[Data entries]
○ ○ ○ ○ ○ ○ ○

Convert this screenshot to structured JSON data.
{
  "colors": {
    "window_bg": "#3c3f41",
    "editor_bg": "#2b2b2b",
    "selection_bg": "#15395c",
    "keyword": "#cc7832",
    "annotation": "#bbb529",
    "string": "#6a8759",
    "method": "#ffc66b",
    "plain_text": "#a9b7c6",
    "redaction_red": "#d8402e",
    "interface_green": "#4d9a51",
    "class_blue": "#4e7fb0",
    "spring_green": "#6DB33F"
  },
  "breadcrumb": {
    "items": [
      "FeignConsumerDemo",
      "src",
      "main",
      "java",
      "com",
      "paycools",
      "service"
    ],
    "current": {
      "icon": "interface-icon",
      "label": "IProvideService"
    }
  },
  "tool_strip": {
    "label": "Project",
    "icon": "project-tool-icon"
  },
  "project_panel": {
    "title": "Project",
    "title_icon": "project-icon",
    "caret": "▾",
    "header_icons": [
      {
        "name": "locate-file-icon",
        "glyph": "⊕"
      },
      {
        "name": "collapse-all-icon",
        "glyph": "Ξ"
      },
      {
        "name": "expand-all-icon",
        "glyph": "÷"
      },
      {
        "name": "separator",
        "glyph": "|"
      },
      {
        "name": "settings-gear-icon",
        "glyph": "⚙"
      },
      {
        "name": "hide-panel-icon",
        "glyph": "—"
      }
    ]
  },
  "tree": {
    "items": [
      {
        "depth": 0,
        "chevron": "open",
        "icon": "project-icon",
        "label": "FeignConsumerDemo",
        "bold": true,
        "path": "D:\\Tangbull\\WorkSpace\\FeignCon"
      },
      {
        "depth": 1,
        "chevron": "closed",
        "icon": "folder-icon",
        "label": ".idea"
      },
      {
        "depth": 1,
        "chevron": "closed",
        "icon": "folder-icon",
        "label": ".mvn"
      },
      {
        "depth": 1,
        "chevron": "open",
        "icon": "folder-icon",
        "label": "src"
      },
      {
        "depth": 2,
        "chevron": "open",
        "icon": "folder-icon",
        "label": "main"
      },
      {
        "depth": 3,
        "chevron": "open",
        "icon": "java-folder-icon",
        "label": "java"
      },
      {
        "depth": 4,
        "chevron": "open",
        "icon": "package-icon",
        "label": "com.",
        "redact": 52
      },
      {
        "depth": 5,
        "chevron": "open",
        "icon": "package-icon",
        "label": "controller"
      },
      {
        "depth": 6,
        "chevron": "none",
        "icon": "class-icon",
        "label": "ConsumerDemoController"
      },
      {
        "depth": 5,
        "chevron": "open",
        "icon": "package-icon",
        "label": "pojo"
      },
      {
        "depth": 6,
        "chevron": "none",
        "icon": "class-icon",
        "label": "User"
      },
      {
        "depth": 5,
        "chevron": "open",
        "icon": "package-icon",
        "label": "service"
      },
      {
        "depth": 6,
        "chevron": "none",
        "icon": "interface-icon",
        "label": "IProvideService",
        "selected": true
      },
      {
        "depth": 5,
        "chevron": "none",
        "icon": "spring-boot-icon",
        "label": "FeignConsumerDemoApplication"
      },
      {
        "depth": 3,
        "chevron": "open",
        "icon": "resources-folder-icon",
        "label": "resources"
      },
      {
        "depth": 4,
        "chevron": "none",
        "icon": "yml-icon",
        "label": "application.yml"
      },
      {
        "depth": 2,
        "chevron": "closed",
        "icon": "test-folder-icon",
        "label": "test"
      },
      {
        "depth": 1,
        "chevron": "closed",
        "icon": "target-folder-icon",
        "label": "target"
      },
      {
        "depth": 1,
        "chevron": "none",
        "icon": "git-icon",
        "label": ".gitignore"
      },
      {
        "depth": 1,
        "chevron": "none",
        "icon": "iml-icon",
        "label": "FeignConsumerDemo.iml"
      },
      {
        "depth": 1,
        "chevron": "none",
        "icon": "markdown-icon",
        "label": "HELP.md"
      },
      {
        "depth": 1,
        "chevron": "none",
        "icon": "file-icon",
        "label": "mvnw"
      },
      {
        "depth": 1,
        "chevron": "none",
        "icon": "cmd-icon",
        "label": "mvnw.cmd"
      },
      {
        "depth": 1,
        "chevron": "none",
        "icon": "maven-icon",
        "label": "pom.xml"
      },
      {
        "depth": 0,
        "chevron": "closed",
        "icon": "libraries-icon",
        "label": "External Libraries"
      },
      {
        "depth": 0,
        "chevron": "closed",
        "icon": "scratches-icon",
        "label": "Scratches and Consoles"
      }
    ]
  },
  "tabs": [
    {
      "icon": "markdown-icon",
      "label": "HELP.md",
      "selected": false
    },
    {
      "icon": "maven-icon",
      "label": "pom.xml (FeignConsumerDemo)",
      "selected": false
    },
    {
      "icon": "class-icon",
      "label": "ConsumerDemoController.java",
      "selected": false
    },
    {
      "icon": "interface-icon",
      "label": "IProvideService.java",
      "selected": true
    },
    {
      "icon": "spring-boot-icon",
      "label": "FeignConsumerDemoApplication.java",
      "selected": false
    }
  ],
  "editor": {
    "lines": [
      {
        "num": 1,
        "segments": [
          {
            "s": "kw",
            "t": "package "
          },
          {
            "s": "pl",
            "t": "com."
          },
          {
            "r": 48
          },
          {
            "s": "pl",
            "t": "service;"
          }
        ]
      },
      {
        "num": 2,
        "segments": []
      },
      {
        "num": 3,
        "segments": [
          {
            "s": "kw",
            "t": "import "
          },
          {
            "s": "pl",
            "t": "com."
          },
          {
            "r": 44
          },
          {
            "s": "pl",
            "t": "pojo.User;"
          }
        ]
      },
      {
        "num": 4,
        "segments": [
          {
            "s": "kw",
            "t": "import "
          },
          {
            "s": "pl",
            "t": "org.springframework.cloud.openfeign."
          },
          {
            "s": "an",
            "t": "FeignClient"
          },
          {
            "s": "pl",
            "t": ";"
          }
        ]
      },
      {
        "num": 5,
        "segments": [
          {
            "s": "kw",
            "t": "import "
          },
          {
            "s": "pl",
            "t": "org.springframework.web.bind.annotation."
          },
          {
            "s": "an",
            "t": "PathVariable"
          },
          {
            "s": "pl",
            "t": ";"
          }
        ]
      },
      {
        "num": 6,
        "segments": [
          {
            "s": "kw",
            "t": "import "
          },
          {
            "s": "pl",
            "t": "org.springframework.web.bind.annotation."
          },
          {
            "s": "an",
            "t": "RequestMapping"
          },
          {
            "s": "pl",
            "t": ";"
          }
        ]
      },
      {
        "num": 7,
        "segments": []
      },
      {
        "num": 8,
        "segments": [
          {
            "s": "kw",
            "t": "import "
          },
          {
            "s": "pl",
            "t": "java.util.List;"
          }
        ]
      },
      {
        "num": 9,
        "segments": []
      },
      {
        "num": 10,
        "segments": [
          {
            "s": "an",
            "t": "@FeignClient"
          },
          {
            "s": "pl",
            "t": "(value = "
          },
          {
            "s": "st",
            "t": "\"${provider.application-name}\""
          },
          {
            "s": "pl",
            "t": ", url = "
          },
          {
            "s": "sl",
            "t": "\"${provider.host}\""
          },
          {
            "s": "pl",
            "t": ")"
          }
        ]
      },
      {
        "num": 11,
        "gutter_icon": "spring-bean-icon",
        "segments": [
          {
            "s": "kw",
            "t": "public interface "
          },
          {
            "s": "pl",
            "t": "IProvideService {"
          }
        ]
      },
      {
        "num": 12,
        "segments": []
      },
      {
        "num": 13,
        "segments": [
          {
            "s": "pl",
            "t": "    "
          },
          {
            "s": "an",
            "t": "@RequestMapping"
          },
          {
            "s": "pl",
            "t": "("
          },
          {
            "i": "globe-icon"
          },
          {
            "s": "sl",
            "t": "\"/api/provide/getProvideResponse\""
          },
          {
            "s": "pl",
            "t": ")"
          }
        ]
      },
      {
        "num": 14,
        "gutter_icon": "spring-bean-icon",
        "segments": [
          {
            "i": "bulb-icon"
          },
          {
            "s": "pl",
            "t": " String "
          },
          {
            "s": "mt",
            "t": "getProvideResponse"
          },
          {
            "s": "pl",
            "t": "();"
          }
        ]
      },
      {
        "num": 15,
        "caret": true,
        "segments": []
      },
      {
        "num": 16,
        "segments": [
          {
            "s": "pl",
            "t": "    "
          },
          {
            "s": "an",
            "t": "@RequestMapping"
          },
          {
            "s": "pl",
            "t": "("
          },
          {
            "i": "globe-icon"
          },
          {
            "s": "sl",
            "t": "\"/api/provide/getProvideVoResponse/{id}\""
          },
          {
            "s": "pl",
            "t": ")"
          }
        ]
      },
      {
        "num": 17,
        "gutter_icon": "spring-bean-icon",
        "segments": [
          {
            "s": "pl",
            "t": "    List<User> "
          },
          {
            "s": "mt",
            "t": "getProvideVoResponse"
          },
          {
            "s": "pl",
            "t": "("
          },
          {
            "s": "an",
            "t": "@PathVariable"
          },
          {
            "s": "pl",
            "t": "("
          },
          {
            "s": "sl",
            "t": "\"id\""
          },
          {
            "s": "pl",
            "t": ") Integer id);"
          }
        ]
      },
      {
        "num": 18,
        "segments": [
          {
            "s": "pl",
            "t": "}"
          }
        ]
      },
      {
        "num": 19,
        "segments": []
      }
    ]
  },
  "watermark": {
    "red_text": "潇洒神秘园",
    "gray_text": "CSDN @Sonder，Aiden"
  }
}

○ ○ ○ ○ ○ ○ ○

* **PROBLEM STATEMENT**
Pull out all lines of the data with the string "true".

* **RESPONSE TO THE TASK**
        "bold": true,
        "selected": true
      "selected": true
        "caret": true,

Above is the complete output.